:: Source data ::
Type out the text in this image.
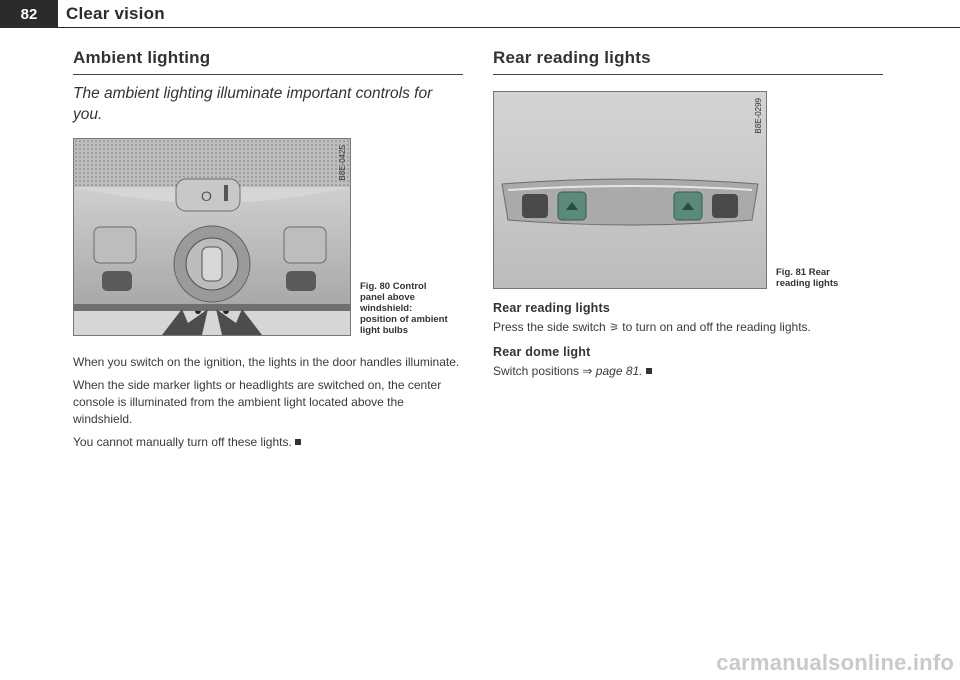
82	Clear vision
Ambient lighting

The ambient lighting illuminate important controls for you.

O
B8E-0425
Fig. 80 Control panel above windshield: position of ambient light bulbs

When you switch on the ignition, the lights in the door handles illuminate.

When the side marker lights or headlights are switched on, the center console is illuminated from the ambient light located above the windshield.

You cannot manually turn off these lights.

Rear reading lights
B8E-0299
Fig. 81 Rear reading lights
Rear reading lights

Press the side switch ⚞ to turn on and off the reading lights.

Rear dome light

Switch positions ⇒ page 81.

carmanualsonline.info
:::
Exercise task - Copy each line of the records precisely and drop any images they hold.

Answer to this problem -
Type out the text in this image.
82	Clear vision
Ambient lighting

The ambient lighting illuminate important controls for you.

O
B8E-0425
Fig. 80 Control panel above windshield: position of ambient light bulbs

When you switch on the ignition, the lights in the door handles illuminate.

When the side marker lights or headlights are switched on, the center console is illuminated from the ambient light located above the windshield.

You cannot manually turn off these lights.

Rear reading lights
B8E-0299
Fig. 81 Rear reading lights
Rear reading lights

Press the side switch ⚞ to turn on and off the reading lights.

Rear dome light

Switch positions ⇒ page 81.

carmanualsonline.info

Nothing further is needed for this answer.